* Extracted entries:

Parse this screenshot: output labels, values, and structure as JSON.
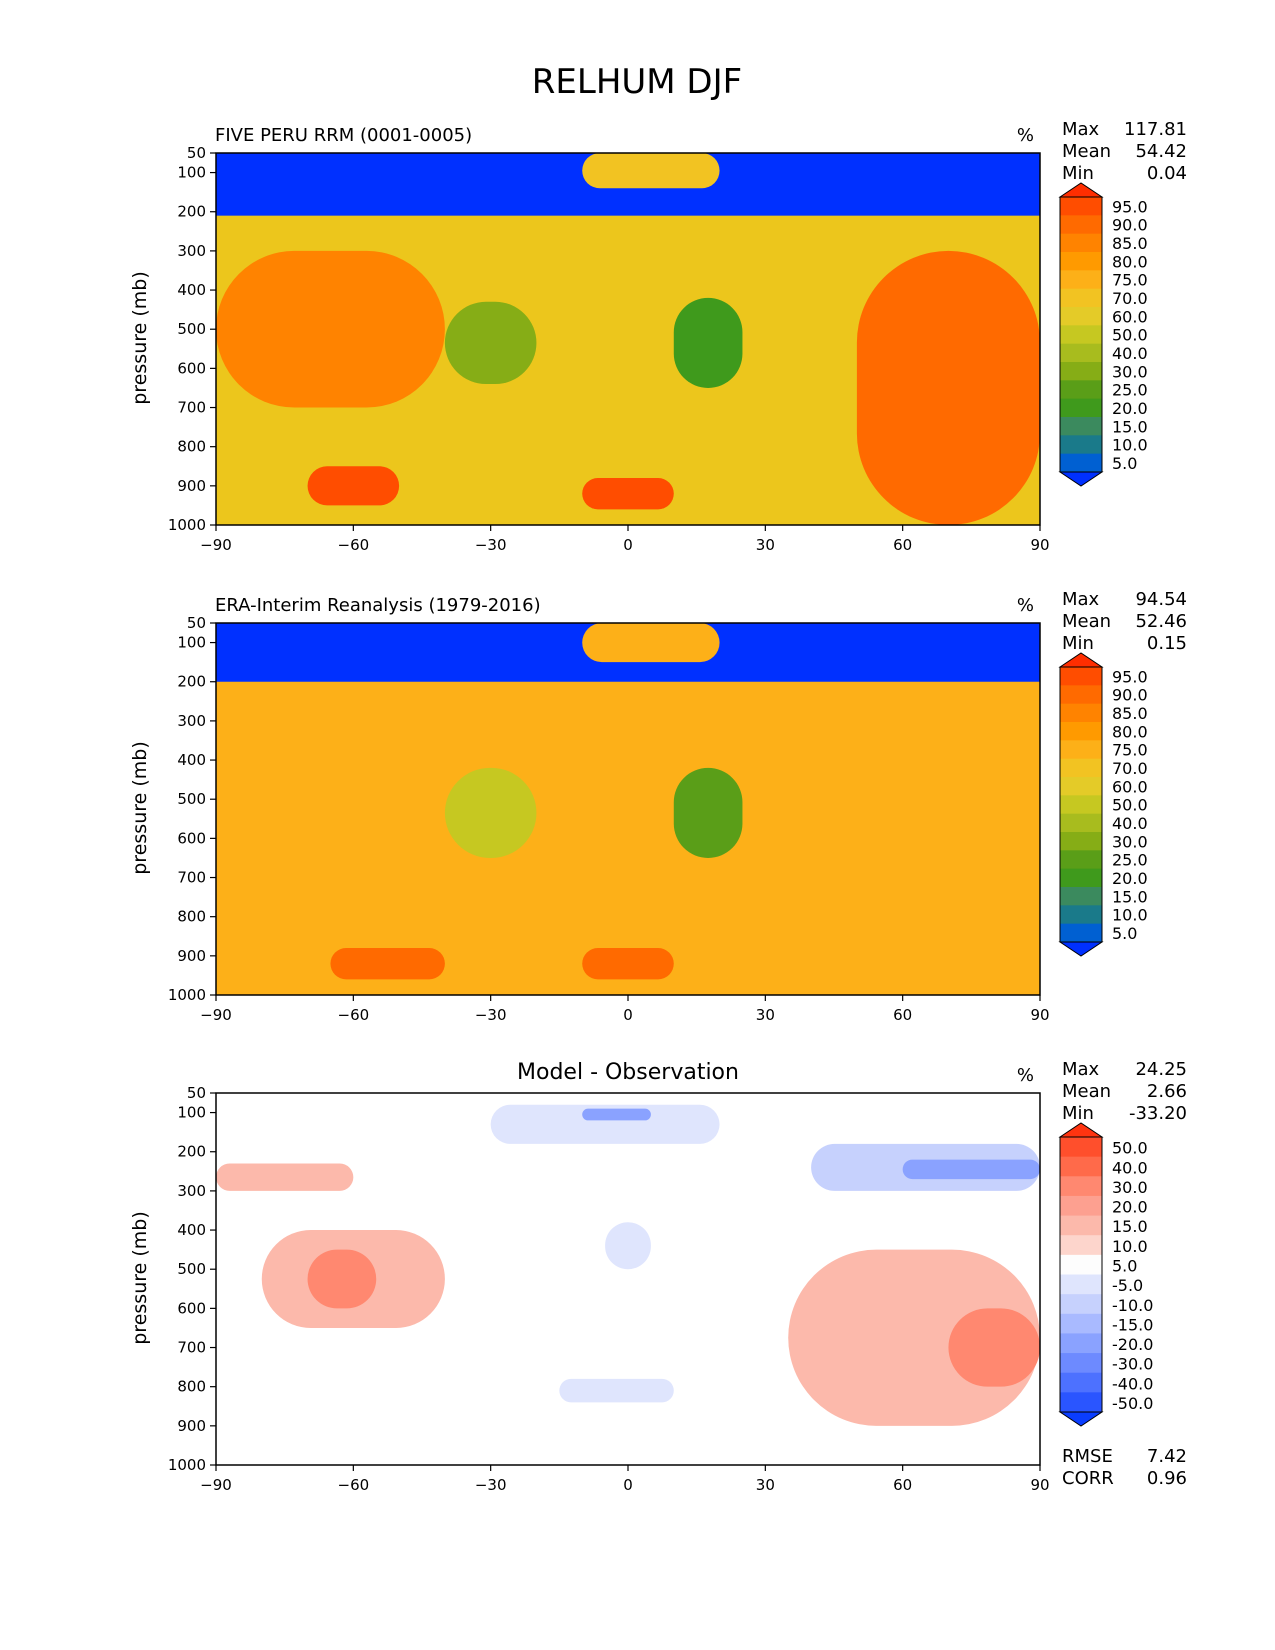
{
  "figure": {
    "title": "RELHUM DJF"
  },
  "chart_data": [
    {
      "type": "contour",
      "title": "FIVE PERU RRM (0001-0005)",
      "units": "%",
      "ylabel": "pressure (mb)",
      "xlabel": "",
      "xlim": [
        -90,
        90
      ],
      "ylim": [
        1000,
        50
      ],
      "x_ticks": [
        "−90",
        "−60",
        "−30",
        "0",
        "30",
        "60",
        "90"
      ],
      "y_ticks": [
        "50",
        "100",
        "200",
        "300",
        "400",
        "500",
        "600",
        "700",
        "800",
        "900",
        "1000"
      ],
      "stats": [
        {
          "label": "Max",
          "value": "117.81"
        },
        {
          "label": "Mean",
          "value": "54.42"
        },
        {
          "label": "Min",
          "value": "0.04"
        }
      ],
      "colorbar": {
        "levels": [
          "95.0",
          "90.0",
          "85.0",
          "80.0",
          "75.0",
          "70.0",
          "60.0",
          "50.0",
          "40.0",
          "30.0",
          "25.0",
          "20.0",
          "15.0",
          "10.0",
          "5.0"
        ],
        "colors": [
          "#ff2e00",
          "#ff4d00",
          "#ff6a00",
          "#ff8300",
          "#ff9a00",
          "#fdb018",
          "#f2c322",
          "#e4cb28",
          "#c6c821",
          "#a8bc1e",
          "#86ad16",
          "#5a9e18",
          "#3f9a1c",
          "#3b8a5e",
          "#1a7a8a",
          "#0060d2",
          "#0030ff"
        ]
      },
      "field": {
        "base": "#ecc61c",
        "regions": [
          {
            "lat": [
              -90,
              90
            ],
            "p": [
              50,
              210
            ],
            "value": 2
          },
          {
            "lat": [
              -10,
              20
            ],
            "p": [
              50,
              140
            ],
            "value": 62
          },
          {
            "lat": [
              -40,
              -20
            ],
            "p": [
              430,
              640
            ],
            "value": 28
          },
          {
            "lat": [
              10,
              25
            ],
            "p": [
              420,
              650
            ],
            "value": 18
          },
          {
            "lat": [
              -90,
              -40
            ],
            "p": [
              300,
              700
            ],
            "value": 82
          },
          {
            "lat": [
              50,
              90
            ],
            "p": [
              300,
              1000
            ],
            "value": 88
          },
          {
            "lat": [
              -70,
              -50
            ],
            "p": [
              850,
              950
            ],
            "value": 92
          },
          {
            "lat": [
              -10,
              10
            ],
            "p": [
              880,
              960
            ],
            "value": 90
          }
        ]
      }
    },
    {
      "type": "contour",
      "title": "ERA-Interim Reanalysis (1979-2016)",
      "units": "%",
      "ylabel": "pressure (mb)",
      "xlabel": "",
      "xlim": [
        -90,
        90
      ],
      "ylim": [
        1000,
        50
      ],
      "x_ticks": [
        "−90",
        "−60",
        "−30",
        "0",
        "30",
        "60",
        "90"
      ],
      "y_ticks": [
        "50",
        "100",
        "200",
        "300",
        "400",
        "500",
        "600",
        "700",
        "800",
        "900",
        "1000"
      ],
      "stats": [
        {
          "label": "Max",
          "value": "94.54"
        },
        {
          "label": "Mean",
          "value": "52.46"
        },
        {
          "label": "Min",
          "value": "0.15"
        }
      ],
      "colorbar": {
        "levels": [
          "95.0",
          "90.0",
          "85.0",
          "80.0",
          "75.0",
          "70.0",
          "60.0",
          "50.0",
          "40.0",
          "30.0",
          "25.0",
          "20.0",
          "15.0",
          "10.0",
          "5.0"
        ],
        "colors": [
          "#ff2e00",
          "#ff4d00",
          "#ff6a00",
          "#ff8300",
          "#ff9a00",
          "#fdb018",
          "#f2c322",
          "#e4cb28",
          "#c6c821",
          "#a8bc1e",
          "#86ad16",
          "#5a9e18",
          "#3f9a1c",
          "#3b8a5e",
          "#1a7a8a",
          "#0060d2",
          "#0030ff"
        ]
      },
      "field": {
        "base": "#fdb018",
        "regions": [
          {
            "lat": [
              -90,
              90
            ],
            "p": [
              50,
              200
            ],
            "value": 2
          },
          {
            "lat": [
              -10,
              20
            ],
            "p": [
              50,
              150
            ],
            "value": 70
          },
          {
            "lat": [
              -40,
              -20
            ],
            "p": [
              420,
              650
            ],
            "value": 40
          },
          {
            "lat": [
              10,
              25
            ],
            "p": [
              420,
              650
            ],
            "value": 22
          },
          {
            "lat": [
              -65,
              -40
            ],
            "p": [
              880,
              960
            ],
            "value": 88
          },
          {
            "lat": [
              -10,
              10
            ],
            "p": [
              880,
              960
            ],
            "value": 88
          }
        ]
      }
    },
    {
      "type": "contour",
      "title": "Model - Observation",
      "units": "%",
      "ylabel": "pressure (mb)",
      "xlabel": "",
      "xlim": [
        -90,
        90
      ],
      "ylim": [
        1000,
        50
      ],
      "x_ticks": [
        "−90",
        "−60",
        "−30",
        "0",
        "30",
        "60",
        "90"
      ],
      "y_ticks": [
        "50",
        "100",
        "200",
        "300",
        "400",
        "500",
        "600",
        "700",
        "800",
        "900",
        "1000"
      ],
      "stats": [
        {
          "label": "Max",
          "value": "24.25"
        },
        {
          "label": "Mean",
          "value": "2.66"
        },
        {
          "label": "Min",
          "value": "-33.20"
        }
      ],
      "extra_stats": [
        {
          "label": "RMSE",
          "value": "7.42"
        },
        {
          "label": "CORR",
          "value": "0.96"
        }
      ],
      "colorbar": {
        "levels": [
          "50.0",
          "40.0",
          "30.0",
          "20.0",
          "15.0",
          "10.0",
          "5.0",
          "-5.0",
          "-10.0",
          "-15.0",
          "-20.0",
          "-30.0",
          "-40.0",
          "-50.0"
        ],
        "colors": [
          "#ff3410",
          "#ff4f2c",
          "#ff6a4a",
          "#ff8870",
          "#fda090",
          "#fcb9ab",
          "#fdd5cc",
          "#fdfdfd",
          "#dfe5fd",
          "#c6d1fd",
          "#a9baff",
          "#8aa2ff",
          "#6d8aff",
          "#4d71ff",
          "#2a55ff",
          "#0a3dff"
        ]
      },
      "field": {
        "base": "#ffffff",
        "regions": [
          {
            "lat": [
              -30,
              20
            ],
            "p": [
              80,
              180
            ],
            "value": -10
          },
          {
            "lat": [
              -10,
              5
            ],
            "p": [
              90,
              120
            ],
            "value": -25
          },
          {
            "lat": [
              40,
              90
            ],
            "p": [
              180,
              300
            ],
            "value": -15
          },
          {
            "lat": [
              60,
              90
            ],
            "p": [
              220,
              270
            ],
            "value": -30
          },
          {
            "lat": [
              -90,
              -60
            ],
            "p": [
              230,
              300
            ],
            "value": 12
          },
          {
            "lat": [
              -80,
              -40
            ],
            "p": [
              400,
              650
            ],
            "value": 10
          },
          {
            "lat": [
              -70,
              -55
            ],
            "p": [
              450,
              600
            ],
            "value": 20
          },
          {
            "lat": [
              35,
              90
            ],
            "p": [
              450,
              900
            ],
            "value": 12
          },
          {
            "lat": [
              70,
              90
            ],
            "p": [
              600,
              800
            ],
            "value": 22
          },
          {
            "lat": [
              -5,
              5
            ],
            "p": [
              380,
              500
            ],
            "value": -6
          },
          {
            "lat": [
              -15,
              10
            ],
            "p": [
              780,
              840
            ],
            "value": -6
          }
        ]
      }
    }
  ]
}
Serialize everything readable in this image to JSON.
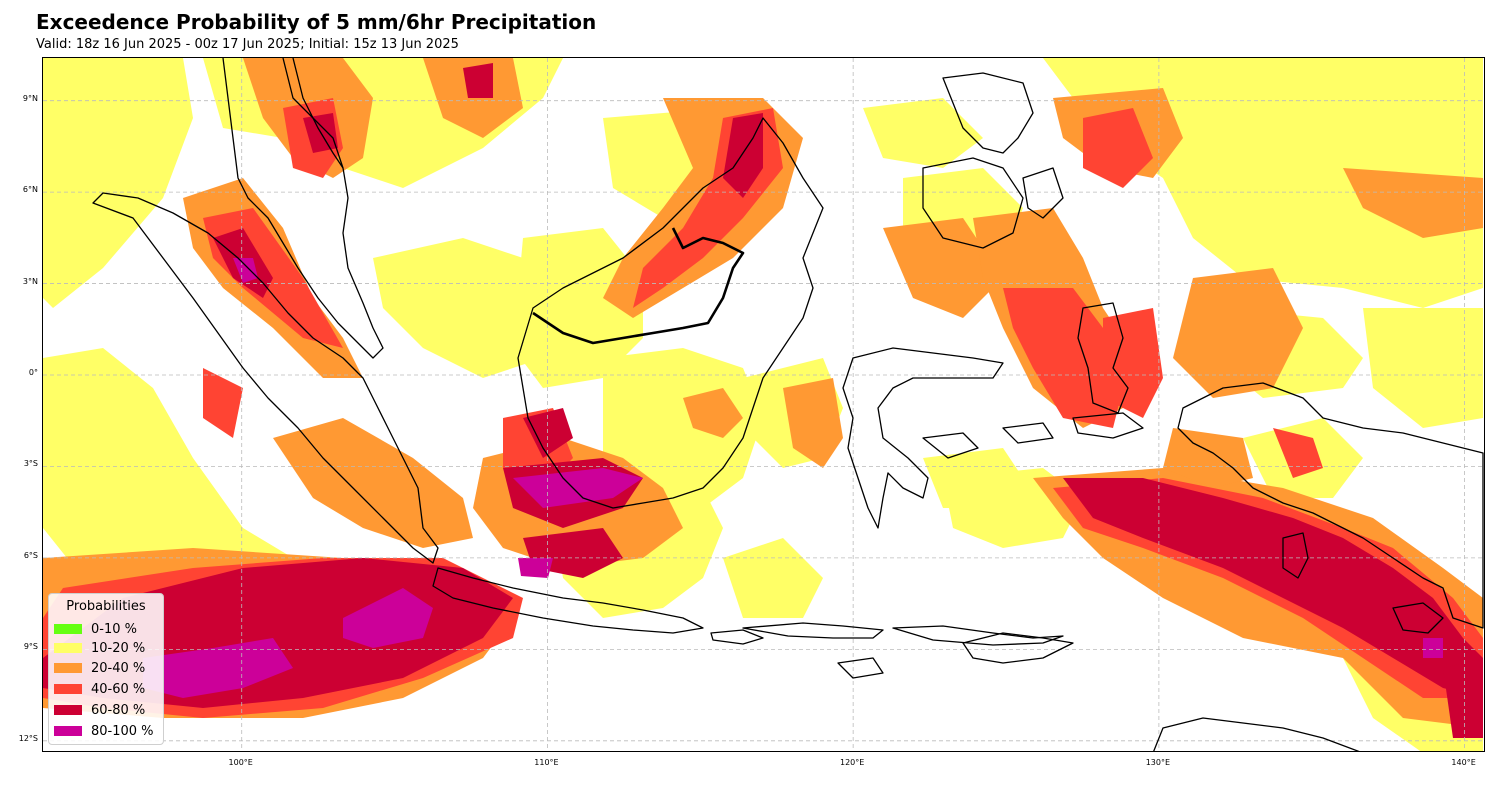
{
  "title": "Exceedence Probability of 5 mm/6hr Precipitation",
  "subtitle": "Valid: 18z 16 Jun 2025 - 00z 17 Jun 2025; Initial: 15z 13 Jun 2025",
  "map": {
    "lon_range": [
      93.5,
      140.7
    ],
    "lat_range": [
      -12.4,
      10.4
    ],
    "gridlines": "dashed",
    "coastlines": true,
    "lat_ticks": [
      {
        "value": 9,
        "label": "9°N"
      },
      {
        "value": 6,
        "label": "6°N"
      },
      {
        "value": 3,
        "label": "3°N"
      },
      {
        "value": 0,
        "label": "0°"
      },
      {
        "value": -3,
        "label": "3°S"
      },
      {
        "value": -6,
        "label": "6°S"
      },
      {
        "value": -9,
        "label": "9°S"
      },
      {
        "value": -12,
        "label": "12°S"
      }
    ],
    "lon_ticks": [
      {
        "value": 100,
        "label": "100°E"
      },
      {
        "value": 110,
        "label": "110°E"
      },
      {
        "value": 120,
        "label": "120°E"
      },
      {
        "value": 130,
        "label": "130°E"
      },
      {
        "value": 140,
        "label": "140°E"
      }
    ]
  },
  "legend": {
    "title": "Probabilities",
    "placement": "lower-left",
    "items": [
      {
        "label": "0-10 %",
        "color": "#66ff11"
      },
      {
        "label": "10-20 %",
        "color": "#ffff66"
      },
      {
        "label": "20-40 %",
        "color": "#ff9933"
      },
      {
        "label": "40-60 %",
        "color": "#ff4433"
      },
      {
        "label": "60-80 %",
        "color": "#cc0033"
      },
      {
        "label": "80-100 %",
        "color": "#cc0099"
      }
    ]
  }
}
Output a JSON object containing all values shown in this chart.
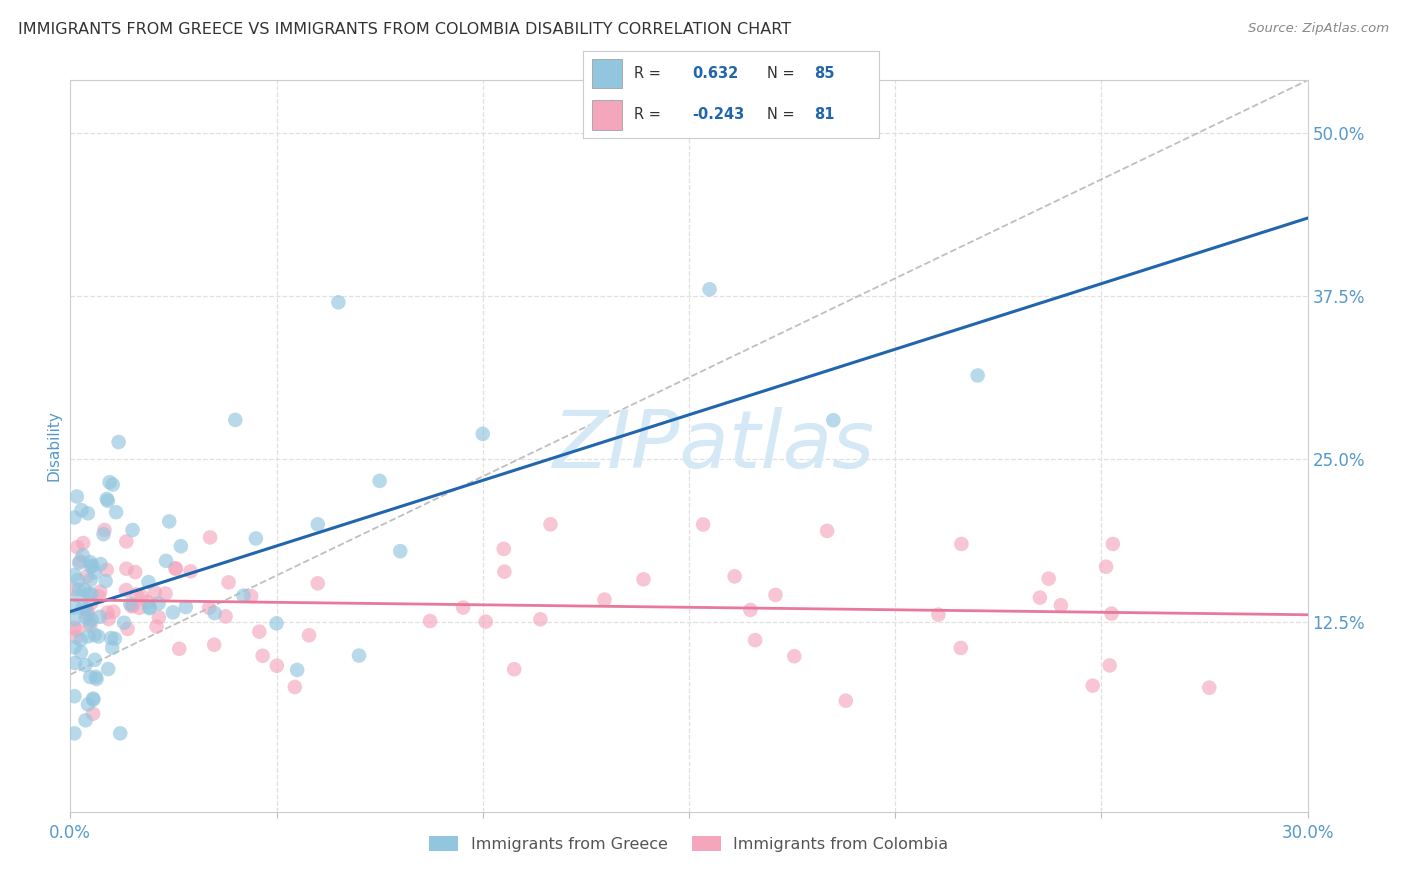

* Work to be completed:
Reproduce word for word the lines running from the line with "Serialize everything readable" through the end of the data, both included, and nothing else; leave out the pictures.

* Answer to this problem:
Serialize everything readable in this image to JSON.
{
  "title": "Exceedence Probability of 5 mm/6hr Precipitation",
  "subtitle": "Valid: 18z 16 Jun 2025 - 00z 17 Jun 2025; Initial: 15z 13 Jun 2025",
  "map": {
    "lon_range": [
      93.5,
      140.7
    ],
    "lat_range": [
      -12.4,
      10.4
    ],
    "gridlines": "dashed",
    "coastlines": true,
    "lat_ticks": [
      {
        "value": 9,
        "label": "9°N"
      },
      {
        "value": 6,
        "label": "6°N"
      },
      {
        "value": 3,
        "label": "3°N"
      },
      {
        "value": 0,
        "label": "0°"
      },
      {
        "value": -3,
        "label": "3°S"
      },
      {
        "value": -6,
        "label": "6°S"
      },
      {
        "value": -9,
        "label": "9°S"
      },
      {
        "value": -12,
        "label": "12°S"
      }
    ],
    "lon_ticks": [
      {
        "value": 100,
        "label": "100°E"
      },
      {
        "value": 110,
        "label": "110°E"
      },
      {
        "value": 120,
        "label": "120°E"
      },
      {
        "value": 130,
        "label": "130°E"
      },
      {
        "value": 140,
        "label": "140°E"
      }
    ]
  },
  "legend": {
    "title": "Probabilities",
    "placement": "lower-left",
    "items": [
      {
        "label": "0-10 %",
        "color": "#66ff11"
      },
      {
        "label": "10-20 %",
        "color": "#ffff66"
      },
      {
        "label": "20-40 %",
        "color": "#ff9933"
      },
      {
        "label": "40-60 %",
        "color": "#ff4433"
      },
      {
        "label": "60-80 %",
        "color": "#cc0033"
      },
      {
        "label": "80-100 %",
        "color": "#cc0099"
      }
    ]
  }
}
Output a JSON object containing all values shown in this chart.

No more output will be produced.